» Exercise brief
Output the material word for word. Leave each picture out.

Records excerpted from a collection
- - - - -

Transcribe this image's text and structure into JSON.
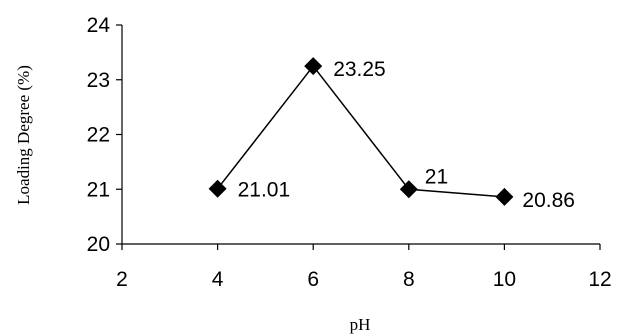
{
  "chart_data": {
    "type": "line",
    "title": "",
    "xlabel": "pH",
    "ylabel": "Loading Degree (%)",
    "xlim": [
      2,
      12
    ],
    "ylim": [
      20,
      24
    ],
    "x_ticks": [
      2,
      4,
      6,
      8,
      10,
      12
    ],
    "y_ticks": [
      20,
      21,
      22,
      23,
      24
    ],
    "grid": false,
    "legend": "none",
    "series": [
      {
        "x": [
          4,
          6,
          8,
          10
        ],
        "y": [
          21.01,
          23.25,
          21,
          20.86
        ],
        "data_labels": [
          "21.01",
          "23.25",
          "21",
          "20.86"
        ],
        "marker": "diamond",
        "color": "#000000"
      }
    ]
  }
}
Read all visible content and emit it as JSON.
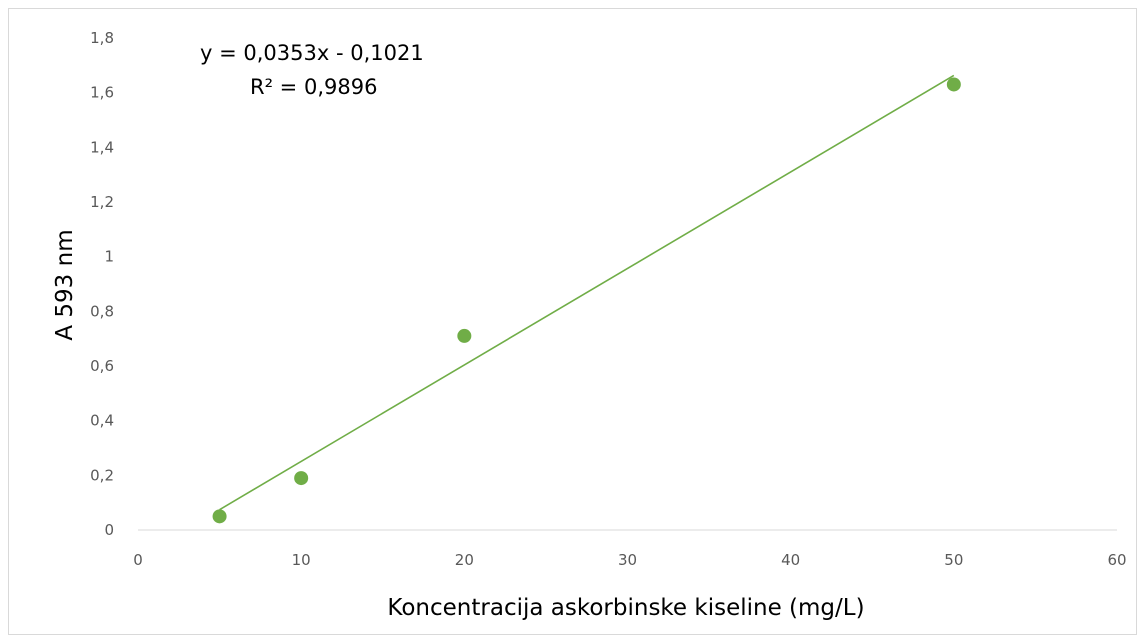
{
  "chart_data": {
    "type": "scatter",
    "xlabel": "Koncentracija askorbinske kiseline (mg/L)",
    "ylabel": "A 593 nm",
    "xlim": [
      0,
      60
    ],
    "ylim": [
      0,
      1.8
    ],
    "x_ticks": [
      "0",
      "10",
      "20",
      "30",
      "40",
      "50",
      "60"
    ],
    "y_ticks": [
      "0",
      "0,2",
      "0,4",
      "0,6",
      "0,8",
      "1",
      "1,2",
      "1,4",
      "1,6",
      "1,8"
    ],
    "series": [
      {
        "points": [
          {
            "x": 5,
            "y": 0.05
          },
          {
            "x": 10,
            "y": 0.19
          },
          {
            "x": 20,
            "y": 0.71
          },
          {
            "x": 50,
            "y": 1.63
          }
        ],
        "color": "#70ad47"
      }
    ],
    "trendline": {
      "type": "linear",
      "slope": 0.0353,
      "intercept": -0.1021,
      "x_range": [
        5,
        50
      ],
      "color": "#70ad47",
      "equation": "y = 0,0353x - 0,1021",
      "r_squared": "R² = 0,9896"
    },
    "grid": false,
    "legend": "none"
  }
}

- - - - -

» Solution to this problem
Transcribe this image's text and structure into JSON.
{
  "chart_data": {
    "type": "line",
    "title": "",
    "xlabel": "pH",
    "ylabel": "Loading Degree (%)",
    "xlim": [
      2,
      12
    ],
    "ylim": [
      20,
      24
    ],
    "x_ticks": [
      2,
      4,
      6,
      8,
      10,
      12
    ],
    "y_ticks": [
      20,
      21,
      22,
      23,
      24
    ],
    "grid": false,
    "legend": "none",
    "series": [
      {
        "x": [
          4,
          6,
          8,
          10
        ],
        "y": [
          21.01,
          23.25,
          21,
          20.86
        ],
        "data_labels": [
          "21.01",
          "23.25",
          "21",
          "20.86"
        ],
        "marker": "diamond",
        "color": "#000000"
      }
    ]
  }
}
Read all visible content and emit it as JSON.
{
  "chart_data": {
    "type": "scatter",
    "xlabel": "Koncentracija askorbinske kiseline (mg/L)",
    "ylabel": "A 593 nm",
    "xlim": [
      0,
      60
    ],
    "ylim": [
      0,
      1.8
    ],
    "x_ticks": [
      "0",
      "10",
      "20",
      "30",
      "40",
      "50",
      "60"
    ],
    "y_ticks": [
      "0",
      "0,2",
      "0,4",
      "0,6",
      "0,8",
      "1",
      "1,2",
      "1,4",
      "1,6",
      "1,8"
    ],
    "series": [
      {
        "points": [
          {
            "x": 5,
            "y": 0.05
          },
          {
            "x": 10,
            "y": 0.19
          },
          {
            "x": 20,
            "y": 0.71
          },
          {
            "x": 50,
            "y": 1.63
          }
        ],
        "color": "#70ad47"
      }
    ],
    "trendline": {
      "type": "linear",
      "slope": 0.0353,
      "intercept": -0.1021,
      "x_range": [
        5,
        50
      ],
      "color": "#70ad47",
      "equation": "y = 0,0353x - 0,1021",
      "r_squared": "R² = 0,9896"
    },
    "grid": false,
    "legend": "none"
  }
}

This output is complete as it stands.